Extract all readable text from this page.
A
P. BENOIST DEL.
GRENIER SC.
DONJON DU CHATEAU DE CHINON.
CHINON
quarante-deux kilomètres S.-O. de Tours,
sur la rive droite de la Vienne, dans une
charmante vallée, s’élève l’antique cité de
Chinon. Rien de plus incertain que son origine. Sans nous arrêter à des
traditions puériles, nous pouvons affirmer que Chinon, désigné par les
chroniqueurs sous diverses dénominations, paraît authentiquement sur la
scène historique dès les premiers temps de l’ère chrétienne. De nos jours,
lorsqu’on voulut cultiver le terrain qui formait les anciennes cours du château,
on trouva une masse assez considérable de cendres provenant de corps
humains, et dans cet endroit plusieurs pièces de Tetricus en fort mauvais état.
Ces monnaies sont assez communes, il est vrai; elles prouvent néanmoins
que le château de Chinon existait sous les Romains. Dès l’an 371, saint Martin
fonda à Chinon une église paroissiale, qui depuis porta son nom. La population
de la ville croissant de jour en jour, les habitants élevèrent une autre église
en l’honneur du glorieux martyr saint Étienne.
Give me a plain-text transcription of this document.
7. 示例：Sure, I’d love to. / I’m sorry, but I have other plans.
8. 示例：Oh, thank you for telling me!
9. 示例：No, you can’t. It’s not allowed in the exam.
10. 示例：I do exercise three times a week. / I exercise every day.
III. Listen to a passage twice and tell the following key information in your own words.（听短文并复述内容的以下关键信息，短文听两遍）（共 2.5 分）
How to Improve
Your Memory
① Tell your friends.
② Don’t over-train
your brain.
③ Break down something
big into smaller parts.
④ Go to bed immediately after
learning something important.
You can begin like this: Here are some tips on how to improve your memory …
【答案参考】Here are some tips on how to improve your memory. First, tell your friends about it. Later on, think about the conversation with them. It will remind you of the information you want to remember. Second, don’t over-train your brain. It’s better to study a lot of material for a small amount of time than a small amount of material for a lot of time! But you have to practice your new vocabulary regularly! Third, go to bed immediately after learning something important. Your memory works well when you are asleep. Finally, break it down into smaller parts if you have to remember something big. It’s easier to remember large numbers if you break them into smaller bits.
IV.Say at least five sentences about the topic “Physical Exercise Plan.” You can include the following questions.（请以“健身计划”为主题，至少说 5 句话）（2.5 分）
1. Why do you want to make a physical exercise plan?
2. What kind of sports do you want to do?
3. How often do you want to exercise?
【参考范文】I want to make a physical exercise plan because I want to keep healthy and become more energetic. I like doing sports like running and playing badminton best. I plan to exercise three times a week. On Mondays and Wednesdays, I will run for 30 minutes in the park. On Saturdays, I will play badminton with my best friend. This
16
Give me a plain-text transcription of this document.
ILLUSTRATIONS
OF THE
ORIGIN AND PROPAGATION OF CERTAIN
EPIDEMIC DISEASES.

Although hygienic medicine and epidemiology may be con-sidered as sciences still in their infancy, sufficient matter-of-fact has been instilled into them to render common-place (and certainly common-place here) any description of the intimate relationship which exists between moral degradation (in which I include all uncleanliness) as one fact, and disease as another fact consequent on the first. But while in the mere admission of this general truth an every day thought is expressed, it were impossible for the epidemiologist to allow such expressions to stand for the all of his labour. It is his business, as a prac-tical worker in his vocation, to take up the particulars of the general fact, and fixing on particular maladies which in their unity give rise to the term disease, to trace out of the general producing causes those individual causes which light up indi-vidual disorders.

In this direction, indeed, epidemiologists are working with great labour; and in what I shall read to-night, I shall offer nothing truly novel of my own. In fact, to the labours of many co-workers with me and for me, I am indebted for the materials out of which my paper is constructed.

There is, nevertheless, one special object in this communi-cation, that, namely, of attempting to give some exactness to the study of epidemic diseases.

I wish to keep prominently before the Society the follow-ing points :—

▶ Brief
Print out the whole listing exactly as it appears.

▶ Complete answer
Extract all readable text from this page.
A
P. BENOIST DEL.
GRENIER SC.
DONJON DU CHATEAU DE CHINON.
CHINON
quarante-deux kilomètres S.-O. de Tours,
sur la rive droite de la Vienne, dans une
charmante vallée, s’élève l’antique cité de
Chinon. Rien de plus incertain que son origine. Sans nous arrêter à des
traditions puériles, nous pouvons affirmer que Chinon, désigné par les
chroniqueurs sous diverses dénominations, paraît authentiquement sur la
scène historique dès les premiers temps de l’ère chrétienne. De nos jours,
lorsqu’on voulut cultiver le terrain qui formait les anciennes cours du château,
on trouva une masse assez considérable de cendres provenant de corps
humains, et dans cet endroit plusieurs pièces de Tetricus en fort mauvais état.
Ces monnaies sont assez communes, il est vrai; elles prouvent néanmoins
que le château de Chinon existait sous les Romains. Dès l’an 371, saint Martin
fonda à Chinon une église paroissiale, qui depuis porta son nom. La population
de la ville croissant de jour en jour, les habitants élevèrent une autre église
en l’honneur du glorieux martyr saint Étienne.
Give me a plain-text transcription of this document.
7. 示例：Sure, I’d love to. / I’m sorry, but I have other plans.
8. 示例：Oh, thank you for telling me!
9. 示例：No, you can’t. It’s not allowed in the exam.
10. 示例：I do exercise three times a week. / I exercise every day.
III. Listen to a passage twice and tell the following key information in your own words.（听短文并复述内容的以下关键信息，短文听两遍）（共 2.5 分）
How to Improve
Your Memory
① Tell your friends.
② Don’t over-train
your brain.
③ Break down something
big into smaller parts.
④ Go to bed immediately after
learning something important.
You can begin like this: Here are some tips on how to improve your memory …
【答案参考】Here are some tips on how to improve your memory. First, tell your friends about it. Later on, think about the conversation with them. It will remind you of the information you want to remember. Second, don’t over-train your brain. It’s better to study a lot of material for a small amount of time than a small amount of material for a lot of time! But you have to practice your new vocabulary regularly! Third, go to bed immediately after learning something important. Your memory works well when you are asleep. Finally, break it down into smaller parts if you have to remember something big. It’s easier to remember large numbers if you break them into smaller bits.
IV.Say at least five sentences about the topic “Physical Exercise Plan.” You can include the following questions.（请以“健身计划”为主题，至少说 5 句话）（2.5 分）
1. Why do you want to make a physical exercise plan?
2. What kind of sports do you want to do?
3. How often do you want to exercise?
【参考范文】I want to make a physical exercise plan because I want to keep healthy and become more energetic. I like doing sports like running and playing badminton best. I plan to exercise three times a week. On Mondays and Wednesdays, I will run for 30 minutes in the park. On Saturdays, I will play badminton with my best friend. This
16
Give me a plain-text transcription of this document.
ILLUSTRATIONS
OF THE
ORIGIN AND PROPAGATION OF CERTAIN
EPIDEMIC DISEASES.

Although hygienic medicine and epidemiology may be con-sidered as sciences still in their infancy, sufficient matter-of-fact has been instilled into them to render common-place (and certainly common-place here) any description of the intimate relationship which exists between moral degradation (in which I include all uncleanliness) as one fact, and disease as another fact consequent on the first. But while in the mere admission of this general truth an every day thought is expressed, it were impossible for the epidemiologist to allow such expressions to stand for the all of his labour. It is his business, as a prac-tical worker in his vocation, to take up the particulars of the general fact, and fixing on particular maladies which in their unity give rise to the term disease, to trace out of the general producing causes those individual causes which light up indi-vidual disorders.

In this direction, indeed, epidemiologists are working with great labour; and in what I shall read to-night, I shall offer nothing truly novel of my own. In fact, to the labours of many co-workers with me and for me, I am indebted for the materials out of which my paper is constructed.

There is, nevertheless, one special object in this communi-cation, that, namely, of attempting to give some exactness to the study of epidemic diseases.

I wish to keep prominently before the Society the follow-ing points :—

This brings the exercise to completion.